== Supplied material
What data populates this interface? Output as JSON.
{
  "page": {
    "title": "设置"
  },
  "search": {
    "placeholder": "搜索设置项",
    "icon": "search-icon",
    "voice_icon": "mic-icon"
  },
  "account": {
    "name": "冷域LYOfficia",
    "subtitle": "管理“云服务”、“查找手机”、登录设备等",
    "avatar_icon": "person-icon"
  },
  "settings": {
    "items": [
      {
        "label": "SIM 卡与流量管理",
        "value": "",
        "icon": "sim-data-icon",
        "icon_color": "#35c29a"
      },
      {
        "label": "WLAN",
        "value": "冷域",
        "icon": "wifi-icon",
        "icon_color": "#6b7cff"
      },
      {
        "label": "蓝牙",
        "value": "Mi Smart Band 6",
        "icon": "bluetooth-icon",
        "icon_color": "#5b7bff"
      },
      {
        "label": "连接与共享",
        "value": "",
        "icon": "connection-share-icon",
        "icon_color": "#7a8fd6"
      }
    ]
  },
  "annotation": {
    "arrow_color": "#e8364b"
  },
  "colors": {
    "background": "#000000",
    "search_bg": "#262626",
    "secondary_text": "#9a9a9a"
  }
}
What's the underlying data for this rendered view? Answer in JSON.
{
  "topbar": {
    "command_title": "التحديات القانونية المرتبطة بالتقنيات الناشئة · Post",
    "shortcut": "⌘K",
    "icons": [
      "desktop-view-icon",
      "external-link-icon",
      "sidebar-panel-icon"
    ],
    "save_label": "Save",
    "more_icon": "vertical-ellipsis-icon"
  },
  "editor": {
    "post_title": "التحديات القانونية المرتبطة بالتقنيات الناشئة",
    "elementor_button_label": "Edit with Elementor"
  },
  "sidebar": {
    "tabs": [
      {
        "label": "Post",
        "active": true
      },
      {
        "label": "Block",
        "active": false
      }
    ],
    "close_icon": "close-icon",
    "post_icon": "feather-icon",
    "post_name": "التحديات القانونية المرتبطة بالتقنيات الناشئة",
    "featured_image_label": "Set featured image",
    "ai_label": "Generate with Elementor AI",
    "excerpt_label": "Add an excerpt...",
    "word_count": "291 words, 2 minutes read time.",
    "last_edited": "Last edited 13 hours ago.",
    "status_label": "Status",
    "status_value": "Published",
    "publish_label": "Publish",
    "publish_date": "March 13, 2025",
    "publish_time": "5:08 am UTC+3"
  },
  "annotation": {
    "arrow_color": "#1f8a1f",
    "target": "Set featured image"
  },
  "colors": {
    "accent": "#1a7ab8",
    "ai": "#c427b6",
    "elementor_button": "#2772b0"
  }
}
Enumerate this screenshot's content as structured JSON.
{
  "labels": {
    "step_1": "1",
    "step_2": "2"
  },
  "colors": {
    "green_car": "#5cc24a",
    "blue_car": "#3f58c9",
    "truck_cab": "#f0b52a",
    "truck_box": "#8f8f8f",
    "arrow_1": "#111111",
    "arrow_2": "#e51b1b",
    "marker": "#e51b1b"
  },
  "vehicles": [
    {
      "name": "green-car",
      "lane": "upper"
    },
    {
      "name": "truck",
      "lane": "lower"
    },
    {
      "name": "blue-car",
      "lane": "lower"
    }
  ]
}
====
Lines containing "view" are to be counted. State the total and add nothing.

> [Reply]
2